WHAT YOU ARE ASKED TO DO - Go through the material below and copy each line where the word "ſecte" appears.

RECORDS SUPPLIED -
= = = =
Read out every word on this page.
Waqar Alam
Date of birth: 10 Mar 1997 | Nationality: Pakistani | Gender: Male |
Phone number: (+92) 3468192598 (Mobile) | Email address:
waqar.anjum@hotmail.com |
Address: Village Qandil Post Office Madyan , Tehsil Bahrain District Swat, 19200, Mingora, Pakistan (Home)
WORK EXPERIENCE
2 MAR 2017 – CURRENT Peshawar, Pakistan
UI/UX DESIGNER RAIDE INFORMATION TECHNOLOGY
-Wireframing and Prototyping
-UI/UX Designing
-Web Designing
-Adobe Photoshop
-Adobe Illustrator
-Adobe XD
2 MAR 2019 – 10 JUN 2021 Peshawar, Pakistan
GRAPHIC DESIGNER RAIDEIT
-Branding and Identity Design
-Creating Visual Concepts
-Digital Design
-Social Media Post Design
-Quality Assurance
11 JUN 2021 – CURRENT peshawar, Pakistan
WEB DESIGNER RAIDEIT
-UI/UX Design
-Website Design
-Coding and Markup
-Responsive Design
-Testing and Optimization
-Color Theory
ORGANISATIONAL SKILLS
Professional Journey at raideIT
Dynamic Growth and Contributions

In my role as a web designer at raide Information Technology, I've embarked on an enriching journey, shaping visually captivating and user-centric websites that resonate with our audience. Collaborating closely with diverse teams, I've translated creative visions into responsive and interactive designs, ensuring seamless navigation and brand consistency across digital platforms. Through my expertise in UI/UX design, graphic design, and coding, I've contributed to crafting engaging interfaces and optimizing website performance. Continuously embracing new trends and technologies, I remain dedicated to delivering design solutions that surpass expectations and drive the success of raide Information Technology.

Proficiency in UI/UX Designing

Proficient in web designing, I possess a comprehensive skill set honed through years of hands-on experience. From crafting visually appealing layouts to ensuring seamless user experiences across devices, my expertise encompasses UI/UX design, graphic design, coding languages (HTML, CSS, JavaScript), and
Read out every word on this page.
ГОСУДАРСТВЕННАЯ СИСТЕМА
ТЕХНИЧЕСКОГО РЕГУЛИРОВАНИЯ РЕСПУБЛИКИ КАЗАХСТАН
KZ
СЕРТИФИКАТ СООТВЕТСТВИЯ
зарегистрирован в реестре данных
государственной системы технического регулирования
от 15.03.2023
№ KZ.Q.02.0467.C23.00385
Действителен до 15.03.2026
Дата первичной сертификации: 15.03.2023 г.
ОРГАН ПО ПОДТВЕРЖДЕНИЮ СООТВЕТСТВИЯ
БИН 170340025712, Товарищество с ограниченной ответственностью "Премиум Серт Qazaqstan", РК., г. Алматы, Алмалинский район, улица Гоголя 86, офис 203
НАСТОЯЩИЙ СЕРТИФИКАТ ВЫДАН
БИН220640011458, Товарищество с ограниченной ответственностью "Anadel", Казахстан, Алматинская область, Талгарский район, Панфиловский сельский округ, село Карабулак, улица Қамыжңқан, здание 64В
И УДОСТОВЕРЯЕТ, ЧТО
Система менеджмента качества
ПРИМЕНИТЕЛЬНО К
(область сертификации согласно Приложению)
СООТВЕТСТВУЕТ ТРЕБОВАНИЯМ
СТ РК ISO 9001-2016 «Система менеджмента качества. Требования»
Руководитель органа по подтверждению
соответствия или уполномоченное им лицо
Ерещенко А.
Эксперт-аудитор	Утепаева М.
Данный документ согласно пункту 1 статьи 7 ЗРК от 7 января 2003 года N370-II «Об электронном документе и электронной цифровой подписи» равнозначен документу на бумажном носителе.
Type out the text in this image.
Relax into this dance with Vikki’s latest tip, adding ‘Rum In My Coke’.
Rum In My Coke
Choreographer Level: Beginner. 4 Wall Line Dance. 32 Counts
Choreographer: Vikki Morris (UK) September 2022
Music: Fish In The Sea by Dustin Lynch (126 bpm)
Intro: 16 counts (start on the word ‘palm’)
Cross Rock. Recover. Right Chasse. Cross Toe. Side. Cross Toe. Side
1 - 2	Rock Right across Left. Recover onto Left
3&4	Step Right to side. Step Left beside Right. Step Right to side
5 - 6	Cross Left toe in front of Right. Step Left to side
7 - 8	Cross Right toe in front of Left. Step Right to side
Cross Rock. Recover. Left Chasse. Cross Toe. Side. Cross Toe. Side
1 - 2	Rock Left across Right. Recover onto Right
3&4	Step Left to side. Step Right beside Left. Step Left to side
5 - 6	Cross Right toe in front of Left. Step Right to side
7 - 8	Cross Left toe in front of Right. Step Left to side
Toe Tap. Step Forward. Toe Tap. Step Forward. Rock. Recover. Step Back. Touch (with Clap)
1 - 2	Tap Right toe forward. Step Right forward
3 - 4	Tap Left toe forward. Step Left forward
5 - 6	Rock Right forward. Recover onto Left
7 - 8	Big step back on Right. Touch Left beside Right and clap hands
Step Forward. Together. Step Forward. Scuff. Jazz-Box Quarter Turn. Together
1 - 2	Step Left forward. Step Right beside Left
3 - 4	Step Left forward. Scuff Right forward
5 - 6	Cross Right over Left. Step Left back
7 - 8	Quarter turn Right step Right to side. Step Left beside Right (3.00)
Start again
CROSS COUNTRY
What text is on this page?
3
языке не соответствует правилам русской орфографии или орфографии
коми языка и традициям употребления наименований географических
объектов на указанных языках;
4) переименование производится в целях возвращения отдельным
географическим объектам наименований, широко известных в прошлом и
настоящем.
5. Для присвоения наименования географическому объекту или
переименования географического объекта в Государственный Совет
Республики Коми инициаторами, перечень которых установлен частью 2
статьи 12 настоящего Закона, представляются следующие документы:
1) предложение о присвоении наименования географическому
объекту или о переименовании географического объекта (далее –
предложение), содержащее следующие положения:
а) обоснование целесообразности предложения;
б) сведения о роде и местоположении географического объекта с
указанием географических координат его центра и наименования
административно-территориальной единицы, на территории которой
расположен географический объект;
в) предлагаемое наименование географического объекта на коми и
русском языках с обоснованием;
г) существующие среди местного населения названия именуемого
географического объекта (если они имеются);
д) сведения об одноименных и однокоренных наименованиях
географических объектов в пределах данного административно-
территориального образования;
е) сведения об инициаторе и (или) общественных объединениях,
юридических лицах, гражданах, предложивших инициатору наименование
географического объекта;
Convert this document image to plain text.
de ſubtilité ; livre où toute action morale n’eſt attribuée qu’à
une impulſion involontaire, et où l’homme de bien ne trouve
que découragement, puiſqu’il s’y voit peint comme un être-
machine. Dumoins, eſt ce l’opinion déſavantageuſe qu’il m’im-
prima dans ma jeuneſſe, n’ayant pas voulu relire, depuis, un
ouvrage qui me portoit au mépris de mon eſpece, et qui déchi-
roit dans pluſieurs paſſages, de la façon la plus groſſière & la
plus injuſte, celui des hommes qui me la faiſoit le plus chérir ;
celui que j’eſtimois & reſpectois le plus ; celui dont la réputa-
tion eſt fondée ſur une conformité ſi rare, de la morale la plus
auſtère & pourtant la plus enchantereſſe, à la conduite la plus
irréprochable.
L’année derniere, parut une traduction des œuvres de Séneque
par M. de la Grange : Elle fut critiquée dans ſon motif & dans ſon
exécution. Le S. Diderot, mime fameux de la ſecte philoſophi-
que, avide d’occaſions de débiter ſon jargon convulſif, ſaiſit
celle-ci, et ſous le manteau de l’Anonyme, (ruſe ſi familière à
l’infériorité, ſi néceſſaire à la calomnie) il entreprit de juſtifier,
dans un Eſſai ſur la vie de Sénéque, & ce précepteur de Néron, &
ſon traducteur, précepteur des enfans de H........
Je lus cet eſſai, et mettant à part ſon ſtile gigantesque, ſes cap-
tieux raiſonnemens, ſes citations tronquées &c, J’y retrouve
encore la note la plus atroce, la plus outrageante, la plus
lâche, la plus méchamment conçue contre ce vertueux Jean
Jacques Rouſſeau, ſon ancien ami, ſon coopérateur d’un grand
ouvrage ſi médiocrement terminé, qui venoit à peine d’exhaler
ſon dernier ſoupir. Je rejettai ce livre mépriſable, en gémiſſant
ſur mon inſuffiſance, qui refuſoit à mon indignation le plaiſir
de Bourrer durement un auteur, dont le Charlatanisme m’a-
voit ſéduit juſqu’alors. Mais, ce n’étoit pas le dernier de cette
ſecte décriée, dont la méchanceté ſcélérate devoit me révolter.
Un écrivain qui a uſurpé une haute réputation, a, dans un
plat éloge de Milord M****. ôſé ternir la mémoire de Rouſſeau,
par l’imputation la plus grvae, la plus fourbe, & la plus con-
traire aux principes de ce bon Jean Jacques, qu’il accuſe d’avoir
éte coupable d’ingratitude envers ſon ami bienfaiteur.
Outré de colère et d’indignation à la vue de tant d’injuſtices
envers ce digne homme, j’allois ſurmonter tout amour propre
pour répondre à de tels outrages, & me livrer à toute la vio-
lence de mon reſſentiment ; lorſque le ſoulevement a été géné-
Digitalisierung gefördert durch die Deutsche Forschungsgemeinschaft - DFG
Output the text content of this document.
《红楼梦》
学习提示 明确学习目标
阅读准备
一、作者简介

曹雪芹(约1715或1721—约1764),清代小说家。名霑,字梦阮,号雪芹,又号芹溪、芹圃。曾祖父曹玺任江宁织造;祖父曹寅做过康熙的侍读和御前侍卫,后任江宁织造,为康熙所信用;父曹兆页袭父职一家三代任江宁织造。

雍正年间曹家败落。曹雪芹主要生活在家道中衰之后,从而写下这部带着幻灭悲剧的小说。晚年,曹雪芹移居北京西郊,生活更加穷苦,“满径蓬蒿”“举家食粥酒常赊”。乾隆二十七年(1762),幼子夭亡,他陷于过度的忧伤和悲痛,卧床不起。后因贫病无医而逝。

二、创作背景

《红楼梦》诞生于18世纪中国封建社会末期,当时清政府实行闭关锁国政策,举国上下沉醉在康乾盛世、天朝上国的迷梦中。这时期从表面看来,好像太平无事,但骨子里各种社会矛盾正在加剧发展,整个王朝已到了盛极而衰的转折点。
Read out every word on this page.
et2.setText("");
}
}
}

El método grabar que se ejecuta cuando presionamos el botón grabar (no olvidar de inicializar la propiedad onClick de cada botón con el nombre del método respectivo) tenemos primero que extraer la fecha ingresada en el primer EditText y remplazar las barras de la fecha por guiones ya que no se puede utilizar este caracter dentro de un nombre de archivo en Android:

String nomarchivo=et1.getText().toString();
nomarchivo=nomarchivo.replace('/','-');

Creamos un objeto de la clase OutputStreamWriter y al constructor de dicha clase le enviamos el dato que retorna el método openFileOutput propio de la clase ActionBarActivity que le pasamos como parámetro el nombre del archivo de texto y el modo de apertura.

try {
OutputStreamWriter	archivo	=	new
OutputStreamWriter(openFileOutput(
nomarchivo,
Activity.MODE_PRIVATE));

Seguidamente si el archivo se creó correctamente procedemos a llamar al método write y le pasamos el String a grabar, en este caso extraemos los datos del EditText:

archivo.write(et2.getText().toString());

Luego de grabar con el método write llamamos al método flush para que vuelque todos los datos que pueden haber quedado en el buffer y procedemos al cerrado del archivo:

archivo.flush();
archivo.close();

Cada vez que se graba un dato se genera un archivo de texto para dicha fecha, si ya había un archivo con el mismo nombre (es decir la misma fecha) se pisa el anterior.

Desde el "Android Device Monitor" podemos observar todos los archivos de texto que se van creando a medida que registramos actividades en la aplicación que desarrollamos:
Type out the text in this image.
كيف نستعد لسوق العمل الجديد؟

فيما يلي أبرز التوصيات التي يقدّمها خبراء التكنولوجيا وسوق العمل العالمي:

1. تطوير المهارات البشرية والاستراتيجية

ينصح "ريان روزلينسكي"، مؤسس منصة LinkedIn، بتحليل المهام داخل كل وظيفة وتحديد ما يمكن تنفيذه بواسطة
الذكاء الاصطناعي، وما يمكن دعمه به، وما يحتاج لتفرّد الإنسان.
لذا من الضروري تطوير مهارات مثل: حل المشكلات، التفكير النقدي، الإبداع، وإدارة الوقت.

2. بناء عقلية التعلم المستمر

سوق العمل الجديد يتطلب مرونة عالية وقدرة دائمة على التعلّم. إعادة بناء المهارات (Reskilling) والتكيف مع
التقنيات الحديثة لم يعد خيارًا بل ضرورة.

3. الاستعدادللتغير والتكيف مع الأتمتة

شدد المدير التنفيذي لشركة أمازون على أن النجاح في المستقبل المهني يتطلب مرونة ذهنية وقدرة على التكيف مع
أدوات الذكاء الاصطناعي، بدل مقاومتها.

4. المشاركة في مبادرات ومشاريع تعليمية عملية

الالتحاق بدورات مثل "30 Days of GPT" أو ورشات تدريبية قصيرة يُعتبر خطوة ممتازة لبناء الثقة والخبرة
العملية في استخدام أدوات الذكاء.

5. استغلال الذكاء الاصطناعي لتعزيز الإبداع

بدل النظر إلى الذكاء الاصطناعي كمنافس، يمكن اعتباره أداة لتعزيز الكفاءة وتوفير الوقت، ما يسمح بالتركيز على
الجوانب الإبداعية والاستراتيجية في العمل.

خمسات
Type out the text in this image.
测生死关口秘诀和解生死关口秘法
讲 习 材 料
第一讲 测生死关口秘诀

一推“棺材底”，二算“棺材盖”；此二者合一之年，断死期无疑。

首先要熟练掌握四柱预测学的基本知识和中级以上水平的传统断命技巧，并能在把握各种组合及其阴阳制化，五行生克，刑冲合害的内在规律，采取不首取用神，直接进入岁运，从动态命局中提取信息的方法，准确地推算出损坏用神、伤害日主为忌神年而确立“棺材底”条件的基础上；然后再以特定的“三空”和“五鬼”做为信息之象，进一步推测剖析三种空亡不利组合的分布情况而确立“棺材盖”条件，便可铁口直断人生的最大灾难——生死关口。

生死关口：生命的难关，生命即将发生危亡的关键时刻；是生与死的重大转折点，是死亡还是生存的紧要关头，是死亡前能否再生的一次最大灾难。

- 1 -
= = = =
SOLVED PROBLEM -
exécution. Le S. Diderot, mime fameux de la ſecte philoſophi-
ſecte décriée, dont la méchanceté ſcélérate devoit me révolter.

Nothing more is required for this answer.